PROBLEM DETAILS ->
Please restate the following records word for word.

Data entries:

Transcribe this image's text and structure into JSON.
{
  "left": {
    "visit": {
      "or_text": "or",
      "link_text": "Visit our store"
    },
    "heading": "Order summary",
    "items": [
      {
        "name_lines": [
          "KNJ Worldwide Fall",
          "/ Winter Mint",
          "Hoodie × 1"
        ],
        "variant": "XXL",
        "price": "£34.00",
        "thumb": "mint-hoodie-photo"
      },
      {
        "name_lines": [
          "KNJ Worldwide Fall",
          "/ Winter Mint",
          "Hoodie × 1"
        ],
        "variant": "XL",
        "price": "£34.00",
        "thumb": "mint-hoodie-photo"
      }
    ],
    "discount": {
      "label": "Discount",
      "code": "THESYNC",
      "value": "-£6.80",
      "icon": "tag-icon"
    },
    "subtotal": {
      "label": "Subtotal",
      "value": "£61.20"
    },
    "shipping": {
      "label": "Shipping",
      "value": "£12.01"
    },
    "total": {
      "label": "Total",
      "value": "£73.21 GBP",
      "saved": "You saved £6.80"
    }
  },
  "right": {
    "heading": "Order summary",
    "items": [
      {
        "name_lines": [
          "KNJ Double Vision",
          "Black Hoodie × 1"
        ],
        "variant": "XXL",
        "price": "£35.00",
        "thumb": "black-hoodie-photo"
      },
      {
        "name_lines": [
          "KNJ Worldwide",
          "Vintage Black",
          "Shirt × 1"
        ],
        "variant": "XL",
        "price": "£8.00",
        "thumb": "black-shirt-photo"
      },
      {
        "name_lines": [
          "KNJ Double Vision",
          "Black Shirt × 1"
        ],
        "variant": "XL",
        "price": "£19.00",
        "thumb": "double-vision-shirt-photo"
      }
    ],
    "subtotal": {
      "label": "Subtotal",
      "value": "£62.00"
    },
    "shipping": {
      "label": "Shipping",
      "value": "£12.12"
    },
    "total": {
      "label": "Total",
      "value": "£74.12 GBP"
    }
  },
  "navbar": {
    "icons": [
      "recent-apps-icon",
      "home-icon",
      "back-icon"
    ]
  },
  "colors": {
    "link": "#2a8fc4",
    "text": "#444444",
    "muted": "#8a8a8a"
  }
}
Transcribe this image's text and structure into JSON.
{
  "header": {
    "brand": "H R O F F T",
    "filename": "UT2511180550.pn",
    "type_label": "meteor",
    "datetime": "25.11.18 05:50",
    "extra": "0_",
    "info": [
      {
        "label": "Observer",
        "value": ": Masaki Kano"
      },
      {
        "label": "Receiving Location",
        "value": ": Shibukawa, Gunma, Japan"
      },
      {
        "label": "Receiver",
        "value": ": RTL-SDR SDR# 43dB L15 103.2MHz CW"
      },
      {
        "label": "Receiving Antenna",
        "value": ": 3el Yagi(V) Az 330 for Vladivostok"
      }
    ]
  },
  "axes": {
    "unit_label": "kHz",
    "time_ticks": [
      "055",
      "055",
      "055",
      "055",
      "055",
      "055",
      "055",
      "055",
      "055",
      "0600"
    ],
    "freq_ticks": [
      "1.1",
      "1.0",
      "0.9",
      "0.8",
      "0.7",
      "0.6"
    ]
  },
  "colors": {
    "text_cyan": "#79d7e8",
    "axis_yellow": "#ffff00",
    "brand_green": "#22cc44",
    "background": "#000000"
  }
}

WRITTEN SOLUTION ->
Transcribe this image's text and structure into JSON.
{
  "left": {
    "visit": {
      "or_text": "or",
      "link_text": "Visit our store"
    },
    "heading": "Order summary",
    "items": [
      {
        "name_lines": [
          "KNJ Worldwide Fall",
          "/ Winter Mint",
          "Hoodie × 1"
        ],
        "variant": "XXL",
        "price": "£34.00",
        "thumb": "mint-hoodie-photo"
      },
      {
        "name_lines": [
          "KNJ Worldwide Fall",
          "/ Winter Mint",
          "Hoodie × 1"
        ],
        "variant": "XL",
        "price": "£34.00",
        "thumb": "mint-hoodie-photo"
      }
    ],
    "discount": {
      "label": "Discount",
      "code": "THESYNC",
      "value": "-£6.80",
      "icon": "tag-icon"
    },
    "subtotal": {
      "label": "Subtotal",
      "value": "£61.20"
    },
    "shipping": {
      "label": "Shipping",
      "value": "£12.01"
    },
    "total": {
      "label": "Total",
      "value": "£73.21 GBP",
      "saved": "You saved £6.80"
    }
  },
  "right": {
    "heading": "Order summary",
    "items": [
      {
        "name_lines": [
          "KNJ Double Vision",
          "Black Hoodie × 1"
        ],
        "variant": "XXL",
        "price": "£35.00",
        "thumb": "black-hoodie-photo"
      },
      {
        "name_lines": [
          "KNJ Worldwide",
          "Vintage Black",
          "Shirt × 1"
        ],
        "variant": "XL",
        "price": "£8.00",
        "thumb": "black-shirt-photo"
      },
      {
        "name_lines": [
          "KNJ Double Vision",
          "Black Shirt × 1"
        ],
        "variant": "XL",
        "price": "£19.00",
        "thumb": "double-vision-shirt-photo"
      }
    ],
    "subtotal": {
      "label": "Subtotal",
      "value": "£62.00"
    },
    "shipping": {
      "label": "Shipping",
      "value": "£12.12"
    },
    "total": {
      "label": "Total",
      "value": "£74.12 GBP"
    }
  },
  "navbar": {
    "icons": [
      "recent-apps-icon",
      "home-icon",
      "back-icon"
    ]
  },
  "colors": {
    "link": "#2a8fc4",
    "text": "#444444",
    "muted": "#8a8a8a"
  }
}
Transcribe this image's text and structure into JSON.
{
  "header": {
    "brand": "H R O F F T",
    "filename": "UT2511180550.pn",
    "type_label": "meteor",
    "datetime": "25.11.18 05:50",
    "extra": "0_",
    "info": [
      {
        "label": "Observer",
        "value": ": Masaki Kano"
      },
      {
        "label": "Receiving Location",
        "value": ": Shibukawa, Gunma, Japan"
      },
      {
        "label": "Receiver",
        "value": ": RTL-SDR SDR# 43dB L15 103.2MHz CW"
      },
      {
        "label": "Receiving Antenna",
        "value": ": 3el Yagi(V) Az 330 for Vladivostok"
      }
    ]
  },
  "axes": {
    "unit_label": "kHz",
    "time_ticks": [
      "055",
      "055",
      "055",
      "055",
      "055",
      "055",
      "055",
      "055",
      "055",
      "0600"
    ],
    "freq_ticks": [
      "1.1",
      "1.0",
      "0.9",
      "0.8",
      "0.7",
      "0.6"
    ]
  },
  "colors": {
    "text_cyan": "#79d7e8",
    "axis_yellow": "#ffff00",
    "brand_green": "#22cc44",
    "background": "#000000"
  }
}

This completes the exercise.